Exercise requirements:
Extract the full listing below without altering a single character.

Stored records:
----
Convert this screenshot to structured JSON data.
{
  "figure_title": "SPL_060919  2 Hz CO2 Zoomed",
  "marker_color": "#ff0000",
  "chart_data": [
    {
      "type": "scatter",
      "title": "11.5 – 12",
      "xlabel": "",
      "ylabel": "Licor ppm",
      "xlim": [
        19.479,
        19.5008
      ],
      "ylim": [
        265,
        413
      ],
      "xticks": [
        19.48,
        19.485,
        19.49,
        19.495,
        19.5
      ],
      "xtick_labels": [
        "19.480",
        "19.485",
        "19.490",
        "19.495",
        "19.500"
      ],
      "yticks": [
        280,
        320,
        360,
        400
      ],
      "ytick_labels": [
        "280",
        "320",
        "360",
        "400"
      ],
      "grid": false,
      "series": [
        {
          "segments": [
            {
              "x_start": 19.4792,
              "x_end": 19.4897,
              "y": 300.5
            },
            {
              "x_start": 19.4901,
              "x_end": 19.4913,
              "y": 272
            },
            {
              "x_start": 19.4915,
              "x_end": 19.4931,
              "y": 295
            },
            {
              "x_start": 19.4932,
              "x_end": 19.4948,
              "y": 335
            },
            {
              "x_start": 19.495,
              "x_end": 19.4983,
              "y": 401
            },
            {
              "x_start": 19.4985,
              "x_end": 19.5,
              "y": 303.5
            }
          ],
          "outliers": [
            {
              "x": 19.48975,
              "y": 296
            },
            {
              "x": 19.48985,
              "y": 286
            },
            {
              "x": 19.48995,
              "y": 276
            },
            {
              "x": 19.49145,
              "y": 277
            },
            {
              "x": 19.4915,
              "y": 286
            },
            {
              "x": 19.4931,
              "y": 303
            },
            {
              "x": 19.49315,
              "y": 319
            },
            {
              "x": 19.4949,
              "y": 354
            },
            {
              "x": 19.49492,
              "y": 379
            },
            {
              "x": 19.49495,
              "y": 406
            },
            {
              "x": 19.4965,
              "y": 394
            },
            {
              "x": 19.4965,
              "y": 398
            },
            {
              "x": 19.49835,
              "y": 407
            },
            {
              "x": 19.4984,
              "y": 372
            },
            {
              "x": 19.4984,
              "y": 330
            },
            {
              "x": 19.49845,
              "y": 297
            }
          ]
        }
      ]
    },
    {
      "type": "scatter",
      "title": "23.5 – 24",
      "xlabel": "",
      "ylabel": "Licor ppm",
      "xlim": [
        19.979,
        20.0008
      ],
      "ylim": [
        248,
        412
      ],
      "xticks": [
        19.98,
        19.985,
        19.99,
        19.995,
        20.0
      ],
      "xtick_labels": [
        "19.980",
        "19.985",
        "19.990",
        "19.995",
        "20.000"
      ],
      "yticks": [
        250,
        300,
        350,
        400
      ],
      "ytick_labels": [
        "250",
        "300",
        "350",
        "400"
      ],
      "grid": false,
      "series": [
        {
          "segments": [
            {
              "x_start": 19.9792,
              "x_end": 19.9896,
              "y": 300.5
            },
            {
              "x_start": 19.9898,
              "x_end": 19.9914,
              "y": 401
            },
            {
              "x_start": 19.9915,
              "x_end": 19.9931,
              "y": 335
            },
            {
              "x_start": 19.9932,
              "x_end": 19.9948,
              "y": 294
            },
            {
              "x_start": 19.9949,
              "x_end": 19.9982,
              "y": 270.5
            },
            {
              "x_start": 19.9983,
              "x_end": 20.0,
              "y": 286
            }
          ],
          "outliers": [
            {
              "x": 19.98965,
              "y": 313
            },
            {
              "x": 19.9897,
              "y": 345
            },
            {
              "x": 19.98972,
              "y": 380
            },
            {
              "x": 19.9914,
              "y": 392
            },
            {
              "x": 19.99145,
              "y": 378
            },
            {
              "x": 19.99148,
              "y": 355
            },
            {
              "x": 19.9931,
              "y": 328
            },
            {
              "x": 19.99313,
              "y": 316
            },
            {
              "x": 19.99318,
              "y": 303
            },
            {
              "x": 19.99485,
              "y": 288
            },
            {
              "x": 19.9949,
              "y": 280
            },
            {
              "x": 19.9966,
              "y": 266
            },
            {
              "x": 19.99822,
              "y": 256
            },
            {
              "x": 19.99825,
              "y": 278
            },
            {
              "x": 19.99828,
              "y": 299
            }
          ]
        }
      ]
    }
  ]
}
----
Response to this task:
Convert this screenshot to structured JSON data.
{
  "figure_title": "SPL_060919  2 Hz CO2 Zoomed",
  "marker_color": "#ff0000",
  "chart_data": [
    {
      "type": "scatter",
      "title": "11.5 – 12",
      "xlabel": "",
      "ylabel": "Licor ppm",
      "xlim": [
        19.479,
        19.5008
      ],
      "ylim": [
        265,
        413
      ],
      "xticks": [
        19.48,
        19.485,
        19.49,
        19.495,
        19.5
      ],
      "xtick_labels": [
        "19.480",
        "19.485",
        "19.490",
        "19.495",
        "19.500"
      ],
      "yticks": [
        280,
        320,
        360,
        400
      ],
      "ytick_labels": [
        "280",
        "320",
        "360",
        "400"
      ],
      "grid": false,
      "series": [
        {
          "segments": [
            {
              "x_start": 19.4792,
              "x_end": 19.4897,
              "y": 300.5
            },
            {
              "x_start": 19.4901,
              "x_end": 19.4913,
              "y": 272
            },
            {
              "x_start": 19.4915,
              "x_end": 19.4931,
              "y": 295
            },
            {
              "x_start": 19.4932,
              "x_end": 19.4948,
              "y": 335
            },
            {
              "x_start": 19.495,
              "x_end": 19.4983,
              "y": 401
            },
            {
              "x_start": 19.4985,
              "x_end": 19.5,
              "y": 303.5
            }
          ],
          "outliers": [
            {
              "x": 19.48975,
              "y": 296
            },
            {
              "x": 19.48985,
              "y": 286
            },
            {
              "x": 19.48995,
              "y": 276
            },
            {
              "x": 19.49145,
              "y": 277
            },
            {
              "x": 19.4915,
              "y": 286
            },
            {
              "x": 19.4931,
              "y": 303
            },
            {
              "x": 19.49315,
              "y": 319
            },
            {
              "x": 19.4949,
              "y": 354
            },
            {
              "x": 19.49492,
              "y": 379
            },
            {
              "x": 19.49495,
              "y": 406
            },
            {
              "x": 19.4965,
              "y": 394
            },
            {
              "x": 19.4965,
              "y": 398
            },
            {
              "x": 19.49835,
              "y": 407
            },
            {
              "x": 19.4984,
              "y": 372
            },
            {
              "x": 19.4984,
              "y": 330
            },
            {
              "x": 19.49845,
              "y": 297
            }
          ]
        }
      ]
    },
    {
      "type": "scatter",
      "title": "23.5 – 24",
      "xlabel": "",
      "ylabel": "Licor ppm",
      "xlim": [
        19.979,
        20.0008
      ],
      "ylim": [
        248,
        412
      ],
      "xticks": [
        19.98,
        19.985,
        19.99,
        19.995,
        20.0
      ],
      "xtick_labels": [
        "19.980",
        "19.985",
        "19.990",
        "19.995",
        "20.000"
      ],
      "yticks": [
        250,
        300,
        350,
        400
      ],
      "ytick_labels": [
        "250",
        "300",
        "350",
        "400"
      ],
      "grid": false,
      "series": [
        {
          "segments": [
            {
              "x_start": 19.9792,
              "x_end": 19.9896,
              "y": 300.5
            },
            {
              "x_start": 19.9898,
              "x_end": 19.9914,
              "y": 401
            },
            {
              "x_start": 19.9915,
              "x_end": 19.9931,
              "y": 335
            },
            {
              "x_start": 19.9932,
              "x_end": 19.9948,
              "y": 294
            },
            {
              "x_start": 19.9949,
              "x_end": 19.9982,
              "y": 270.5
            },
            {
              "x_start": 19.9983,
              "x_end": 20.0,
              "y": 286
            }
          ],
          "outliers": [
            {
              "x": 19.98965,
              "y": 313
            },
            {
              "x": 19.9897,
              "y": 345
            },
            {
              "x": 19.98972,
              "y": 380
            },
            {
              "x": 19.9914,
              "y": 392
            },
            {
              "x": 19.99145,
              "y": 378
            },
            {
              "x": 19.99148,
              "y": 355
            },
            {
              "x": 19.9931,
              "y": 328
            },
            {
              "x": 19.99313,
              "y": 316
            },
            {
              "x": 19.99318,
              "y": 303
            },
            {
              "x": 19.99485,
              "y": 288
            },
            {
              "x": 19.9949,
              "y": 280
            },
            {
              "x": 19.9966,
              "y": 266
            },
            {
              "x": 19.99822,
              "y": 256
            },
            {
              "x": 19.99825,
              "y": 278
            },
            {
              "x": 19.99828,
              "y": 299
            }
          ]
        }
      ]
    }
  ]
}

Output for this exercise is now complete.